— Task instructions —
Pull each line holding "JSON" out of the entries below.
•••
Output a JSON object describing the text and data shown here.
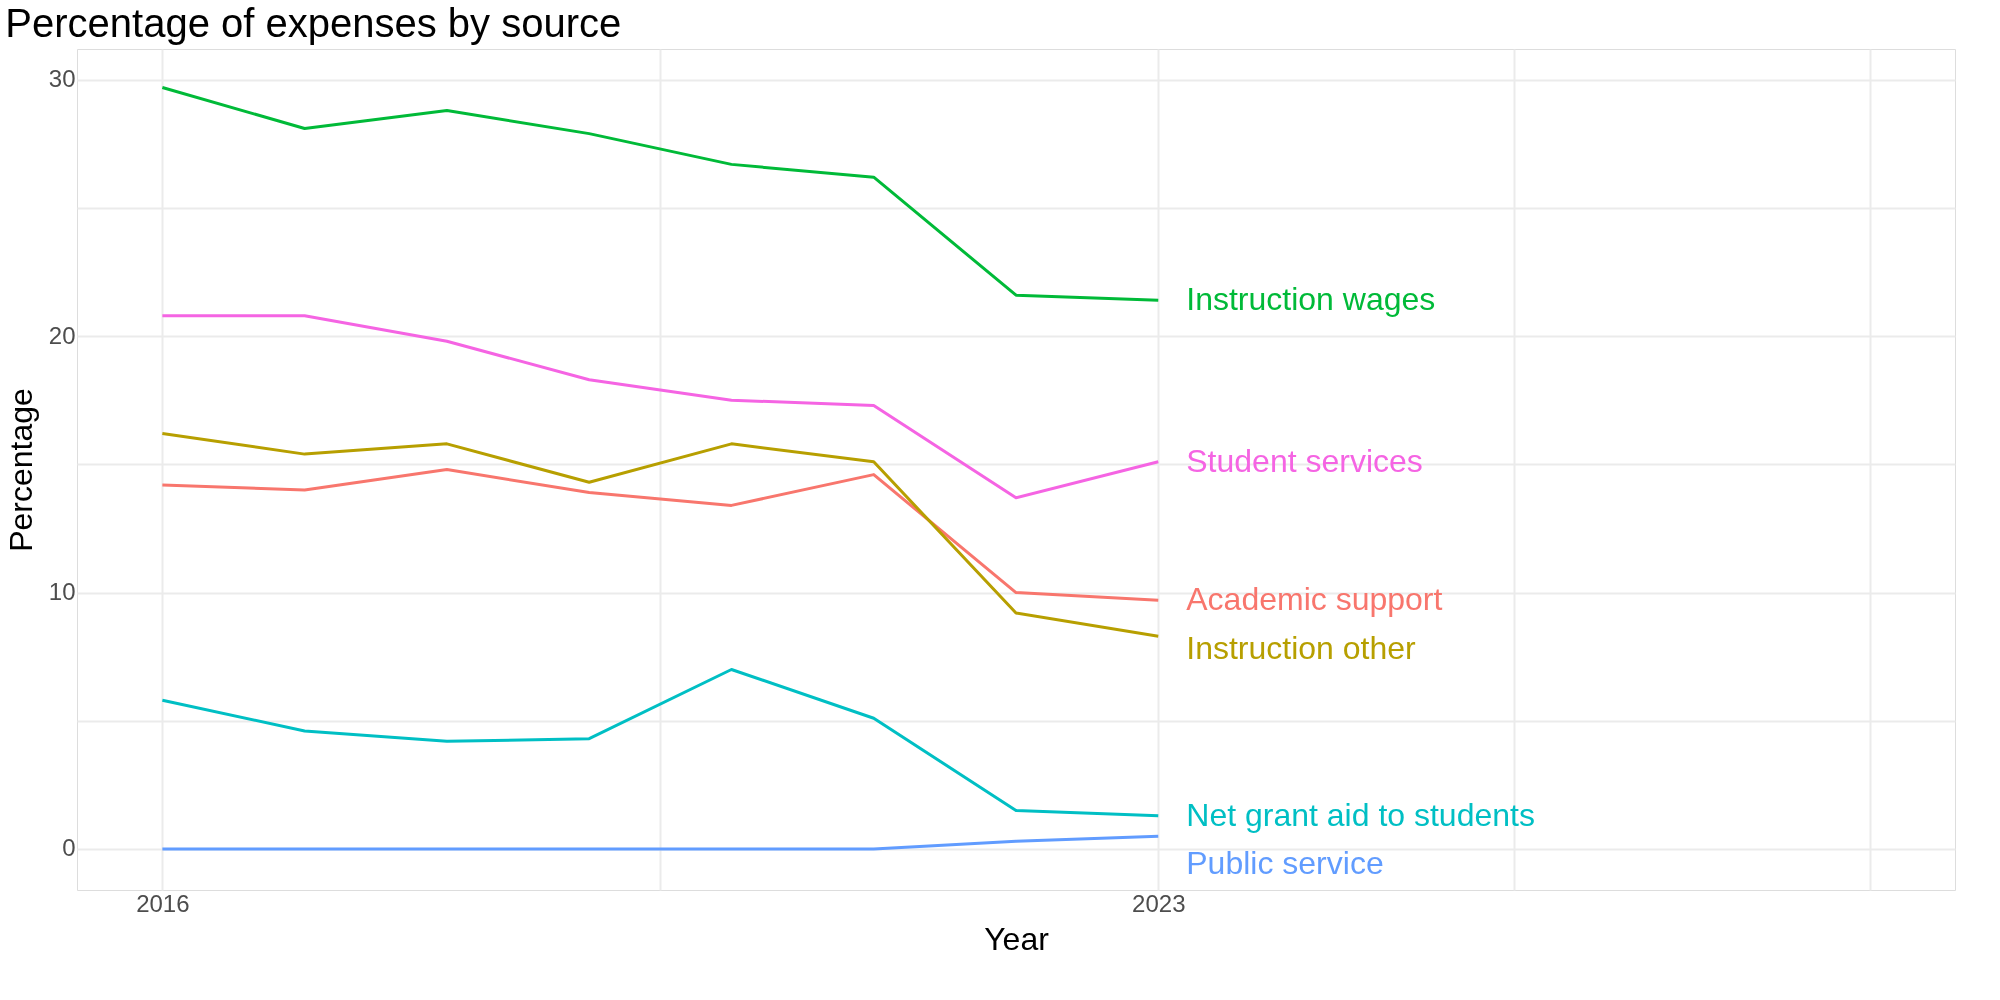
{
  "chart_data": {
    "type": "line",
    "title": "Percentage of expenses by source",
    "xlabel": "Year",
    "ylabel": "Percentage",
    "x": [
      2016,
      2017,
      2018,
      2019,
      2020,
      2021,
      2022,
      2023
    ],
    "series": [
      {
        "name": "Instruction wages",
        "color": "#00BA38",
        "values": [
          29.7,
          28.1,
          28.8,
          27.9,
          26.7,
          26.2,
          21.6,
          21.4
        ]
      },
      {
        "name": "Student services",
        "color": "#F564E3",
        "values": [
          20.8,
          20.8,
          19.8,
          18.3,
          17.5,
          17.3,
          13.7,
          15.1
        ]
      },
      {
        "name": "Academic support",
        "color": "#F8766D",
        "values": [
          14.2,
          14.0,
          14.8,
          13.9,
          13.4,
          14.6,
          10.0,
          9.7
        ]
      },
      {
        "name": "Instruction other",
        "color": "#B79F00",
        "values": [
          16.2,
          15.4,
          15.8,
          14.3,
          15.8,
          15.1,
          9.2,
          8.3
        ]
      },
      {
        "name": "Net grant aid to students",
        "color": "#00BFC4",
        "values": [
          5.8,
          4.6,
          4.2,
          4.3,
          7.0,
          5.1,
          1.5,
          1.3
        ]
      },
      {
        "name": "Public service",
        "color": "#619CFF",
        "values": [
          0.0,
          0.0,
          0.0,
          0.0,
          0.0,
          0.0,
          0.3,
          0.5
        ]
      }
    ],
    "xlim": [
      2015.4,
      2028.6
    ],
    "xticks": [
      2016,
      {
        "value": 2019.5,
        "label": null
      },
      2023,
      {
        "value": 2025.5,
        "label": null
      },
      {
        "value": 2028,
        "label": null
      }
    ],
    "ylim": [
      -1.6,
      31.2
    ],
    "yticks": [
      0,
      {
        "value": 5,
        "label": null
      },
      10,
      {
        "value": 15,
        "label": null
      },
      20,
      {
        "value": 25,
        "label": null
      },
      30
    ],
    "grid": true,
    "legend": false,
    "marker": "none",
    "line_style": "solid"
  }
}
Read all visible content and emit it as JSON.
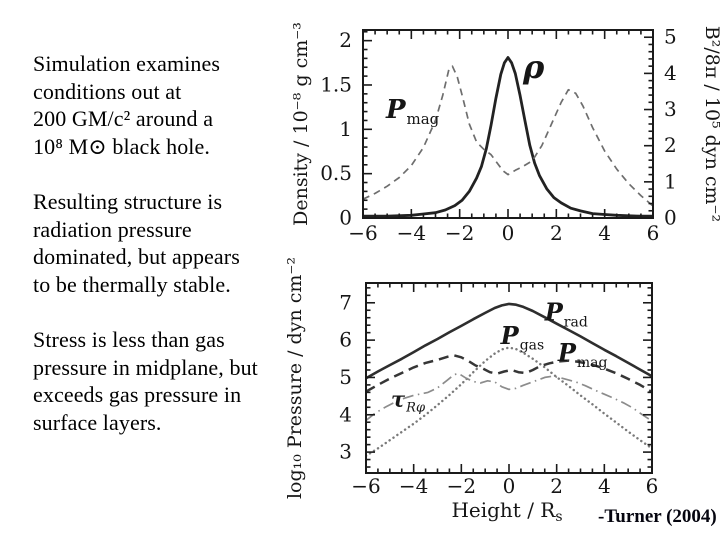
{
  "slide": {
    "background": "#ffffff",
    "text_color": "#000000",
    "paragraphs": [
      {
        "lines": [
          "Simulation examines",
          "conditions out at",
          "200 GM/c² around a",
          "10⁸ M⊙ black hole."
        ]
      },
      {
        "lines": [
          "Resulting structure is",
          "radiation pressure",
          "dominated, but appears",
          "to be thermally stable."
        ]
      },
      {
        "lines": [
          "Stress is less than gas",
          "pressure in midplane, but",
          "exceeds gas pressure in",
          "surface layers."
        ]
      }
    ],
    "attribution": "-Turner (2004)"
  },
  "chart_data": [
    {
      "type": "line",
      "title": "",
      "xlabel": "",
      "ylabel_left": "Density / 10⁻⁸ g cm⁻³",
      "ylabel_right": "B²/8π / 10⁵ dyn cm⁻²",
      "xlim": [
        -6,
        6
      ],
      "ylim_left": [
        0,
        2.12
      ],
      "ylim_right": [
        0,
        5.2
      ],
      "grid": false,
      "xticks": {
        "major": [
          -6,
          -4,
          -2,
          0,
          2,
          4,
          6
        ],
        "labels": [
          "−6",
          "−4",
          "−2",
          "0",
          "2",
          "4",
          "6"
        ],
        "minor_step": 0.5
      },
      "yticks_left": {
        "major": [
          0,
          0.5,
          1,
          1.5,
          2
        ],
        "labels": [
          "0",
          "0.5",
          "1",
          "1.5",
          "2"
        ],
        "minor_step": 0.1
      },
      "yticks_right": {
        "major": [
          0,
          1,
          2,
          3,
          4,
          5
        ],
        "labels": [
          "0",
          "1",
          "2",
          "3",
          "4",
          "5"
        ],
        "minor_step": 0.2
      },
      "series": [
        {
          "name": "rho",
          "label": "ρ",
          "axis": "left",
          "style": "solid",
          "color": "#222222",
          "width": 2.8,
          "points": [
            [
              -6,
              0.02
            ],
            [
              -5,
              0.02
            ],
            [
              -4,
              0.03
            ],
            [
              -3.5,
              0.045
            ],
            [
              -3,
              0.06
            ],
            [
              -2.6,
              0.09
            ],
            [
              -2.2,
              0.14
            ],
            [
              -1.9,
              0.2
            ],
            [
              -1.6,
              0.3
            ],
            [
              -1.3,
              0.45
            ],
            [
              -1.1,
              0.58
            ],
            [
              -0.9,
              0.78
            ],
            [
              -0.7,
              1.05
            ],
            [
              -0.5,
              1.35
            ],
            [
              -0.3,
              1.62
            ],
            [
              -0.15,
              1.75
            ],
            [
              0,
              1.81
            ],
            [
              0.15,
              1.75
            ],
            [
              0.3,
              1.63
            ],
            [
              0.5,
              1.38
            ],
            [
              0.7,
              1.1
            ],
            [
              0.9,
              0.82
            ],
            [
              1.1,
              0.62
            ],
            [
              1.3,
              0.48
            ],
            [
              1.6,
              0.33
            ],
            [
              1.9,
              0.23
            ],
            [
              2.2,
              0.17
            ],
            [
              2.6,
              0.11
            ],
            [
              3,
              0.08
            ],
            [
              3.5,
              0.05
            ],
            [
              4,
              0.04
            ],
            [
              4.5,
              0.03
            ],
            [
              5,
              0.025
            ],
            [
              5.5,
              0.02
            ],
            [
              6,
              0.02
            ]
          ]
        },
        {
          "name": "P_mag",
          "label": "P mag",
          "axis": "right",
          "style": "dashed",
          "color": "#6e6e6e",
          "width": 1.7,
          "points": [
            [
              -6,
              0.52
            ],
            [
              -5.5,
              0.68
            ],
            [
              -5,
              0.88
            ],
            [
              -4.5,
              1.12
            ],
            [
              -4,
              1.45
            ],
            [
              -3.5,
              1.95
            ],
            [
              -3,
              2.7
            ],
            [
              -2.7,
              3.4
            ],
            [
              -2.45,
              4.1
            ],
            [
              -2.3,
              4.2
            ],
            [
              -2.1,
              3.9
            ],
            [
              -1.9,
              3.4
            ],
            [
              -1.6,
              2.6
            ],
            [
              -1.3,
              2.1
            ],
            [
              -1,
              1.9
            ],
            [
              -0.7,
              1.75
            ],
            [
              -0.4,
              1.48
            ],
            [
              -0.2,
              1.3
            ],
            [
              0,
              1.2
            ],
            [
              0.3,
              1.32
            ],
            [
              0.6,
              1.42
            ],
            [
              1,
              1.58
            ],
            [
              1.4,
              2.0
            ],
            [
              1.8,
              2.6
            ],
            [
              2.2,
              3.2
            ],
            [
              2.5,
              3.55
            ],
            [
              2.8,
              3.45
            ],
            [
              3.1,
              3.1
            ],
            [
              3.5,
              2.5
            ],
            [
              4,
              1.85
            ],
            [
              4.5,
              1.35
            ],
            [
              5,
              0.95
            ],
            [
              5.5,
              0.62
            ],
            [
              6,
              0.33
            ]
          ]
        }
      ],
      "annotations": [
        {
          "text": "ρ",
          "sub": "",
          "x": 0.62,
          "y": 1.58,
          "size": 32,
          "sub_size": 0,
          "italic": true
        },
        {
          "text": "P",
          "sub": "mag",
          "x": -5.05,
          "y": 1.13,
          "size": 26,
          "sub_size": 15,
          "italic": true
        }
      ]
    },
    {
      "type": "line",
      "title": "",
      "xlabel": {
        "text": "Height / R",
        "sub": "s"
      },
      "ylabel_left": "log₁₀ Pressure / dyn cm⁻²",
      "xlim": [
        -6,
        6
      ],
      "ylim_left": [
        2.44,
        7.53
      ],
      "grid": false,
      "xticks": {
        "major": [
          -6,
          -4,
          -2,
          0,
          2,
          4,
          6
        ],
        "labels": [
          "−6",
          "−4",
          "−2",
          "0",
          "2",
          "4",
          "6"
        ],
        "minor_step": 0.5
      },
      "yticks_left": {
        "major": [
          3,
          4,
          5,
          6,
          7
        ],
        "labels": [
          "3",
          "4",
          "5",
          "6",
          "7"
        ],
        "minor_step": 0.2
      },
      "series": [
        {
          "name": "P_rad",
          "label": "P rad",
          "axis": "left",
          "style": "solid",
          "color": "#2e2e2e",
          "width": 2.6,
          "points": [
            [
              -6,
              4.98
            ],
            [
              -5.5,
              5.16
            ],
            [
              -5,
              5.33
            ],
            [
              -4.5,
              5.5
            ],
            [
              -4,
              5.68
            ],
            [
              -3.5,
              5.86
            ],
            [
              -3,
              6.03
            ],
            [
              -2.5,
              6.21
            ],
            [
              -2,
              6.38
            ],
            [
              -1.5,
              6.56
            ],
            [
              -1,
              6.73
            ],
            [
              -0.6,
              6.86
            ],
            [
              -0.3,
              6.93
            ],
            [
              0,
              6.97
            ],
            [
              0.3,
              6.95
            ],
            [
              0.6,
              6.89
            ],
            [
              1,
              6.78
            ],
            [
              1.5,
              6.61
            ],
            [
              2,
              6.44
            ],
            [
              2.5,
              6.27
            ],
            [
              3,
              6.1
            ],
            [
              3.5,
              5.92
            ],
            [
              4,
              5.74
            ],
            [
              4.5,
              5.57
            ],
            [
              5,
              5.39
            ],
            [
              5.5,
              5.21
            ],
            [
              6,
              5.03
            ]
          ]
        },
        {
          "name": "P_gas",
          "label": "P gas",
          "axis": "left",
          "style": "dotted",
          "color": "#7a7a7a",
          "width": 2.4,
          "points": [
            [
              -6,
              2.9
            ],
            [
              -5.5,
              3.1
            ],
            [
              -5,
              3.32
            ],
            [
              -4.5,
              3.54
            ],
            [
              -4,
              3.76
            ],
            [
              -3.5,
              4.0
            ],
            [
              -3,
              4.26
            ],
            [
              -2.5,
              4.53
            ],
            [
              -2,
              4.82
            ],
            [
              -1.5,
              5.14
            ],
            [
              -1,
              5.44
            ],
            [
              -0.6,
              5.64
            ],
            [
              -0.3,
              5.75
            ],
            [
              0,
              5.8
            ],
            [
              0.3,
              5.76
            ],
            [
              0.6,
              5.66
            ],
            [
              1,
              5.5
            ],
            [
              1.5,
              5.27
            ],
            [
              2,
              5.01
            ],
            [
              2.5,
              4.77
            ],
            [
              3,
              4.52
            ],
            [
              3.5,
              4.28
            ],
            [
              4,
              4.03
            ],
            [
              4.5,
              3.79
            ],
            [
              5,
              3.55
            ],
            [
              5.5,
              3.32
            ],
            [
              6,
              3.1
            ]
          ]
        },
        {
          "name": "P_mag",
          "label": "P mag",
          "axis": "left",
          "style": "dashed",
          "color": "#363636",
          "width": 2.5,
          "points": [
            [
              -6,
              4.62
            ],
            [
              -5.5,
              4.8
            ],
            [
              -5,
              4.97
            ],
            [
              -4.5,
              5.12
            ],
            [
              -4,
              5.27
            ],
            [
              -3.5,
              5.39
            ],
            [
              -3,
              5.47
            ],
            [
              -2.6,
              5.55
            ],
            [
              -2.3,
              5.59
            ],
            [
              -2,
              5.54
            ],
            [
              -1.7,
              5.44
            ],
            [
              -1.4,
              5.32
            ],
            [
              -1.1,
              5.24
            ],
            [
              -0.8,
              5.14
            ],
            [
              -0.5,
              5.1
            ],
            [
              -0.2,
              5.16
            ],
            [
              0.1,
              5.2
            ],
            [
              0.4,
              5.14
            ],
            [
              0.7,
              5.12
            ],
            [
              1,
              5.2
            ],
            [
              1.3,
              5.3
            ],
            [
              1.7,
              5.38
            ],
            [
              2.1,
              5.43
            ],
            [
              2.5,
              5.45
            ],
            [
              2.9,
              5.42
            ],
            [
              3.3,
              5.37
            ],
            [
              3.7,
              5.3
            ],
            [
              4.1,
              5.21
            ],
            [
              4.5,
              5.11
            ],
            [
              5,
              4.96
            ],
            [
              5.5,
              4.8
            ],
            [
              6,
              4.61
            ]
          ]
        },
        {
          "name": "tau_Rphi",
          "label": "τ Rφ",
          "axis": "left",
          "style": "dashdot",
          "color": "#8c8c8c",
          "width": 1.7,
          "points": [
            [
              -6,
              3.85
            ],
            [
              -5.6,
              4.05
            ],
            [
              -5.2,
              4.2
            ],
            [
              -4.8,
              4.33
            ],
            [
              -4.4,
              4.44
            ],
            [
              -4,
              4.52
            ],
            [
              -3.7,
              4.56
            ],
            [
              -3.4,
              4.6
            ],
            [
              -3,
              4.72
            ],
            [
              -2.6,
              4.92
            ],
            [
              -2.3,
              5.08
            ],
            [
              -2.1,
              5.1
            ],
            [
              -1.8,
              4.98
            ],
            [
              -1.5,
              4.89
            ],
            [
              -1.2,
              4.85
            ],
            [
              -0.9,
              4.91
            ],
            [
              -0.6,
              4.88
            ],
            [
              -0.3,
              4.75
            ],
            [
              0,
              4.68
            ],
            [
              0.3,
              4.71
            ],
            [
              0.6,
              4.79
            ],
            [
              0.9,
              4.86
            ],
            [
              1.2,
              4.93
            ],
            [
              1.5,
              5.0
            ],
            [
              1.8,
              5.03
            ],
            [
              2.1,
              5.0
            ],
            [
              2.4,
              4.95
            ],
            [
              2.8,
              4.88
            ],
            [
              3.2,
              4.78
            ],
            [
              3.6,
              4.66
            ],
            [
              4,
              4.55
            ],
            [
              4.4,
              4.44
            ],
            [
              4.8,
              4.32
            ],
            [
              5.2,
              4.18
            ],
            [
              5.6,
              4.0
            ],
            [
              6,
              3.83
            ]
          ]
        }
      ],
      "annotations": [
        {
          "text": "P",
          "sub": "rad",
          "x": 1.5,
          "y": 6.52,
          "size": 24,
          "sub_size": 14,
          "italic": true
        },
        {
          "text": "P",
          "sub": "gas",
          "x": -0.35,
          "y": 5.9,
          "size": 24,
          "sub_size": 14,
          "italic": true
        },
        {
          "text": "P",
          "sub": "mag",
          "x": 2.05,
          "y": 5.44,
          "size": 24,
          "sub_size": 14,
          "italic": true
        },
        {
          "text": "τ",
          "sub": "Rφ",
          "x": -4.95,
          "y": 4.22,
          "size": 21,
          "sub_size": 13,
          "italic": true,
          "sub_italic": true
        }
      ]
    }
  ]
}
•••
— Written reply —
Output a JSON object describing the text and data shown here.
Read all visible content and emit it as JSON.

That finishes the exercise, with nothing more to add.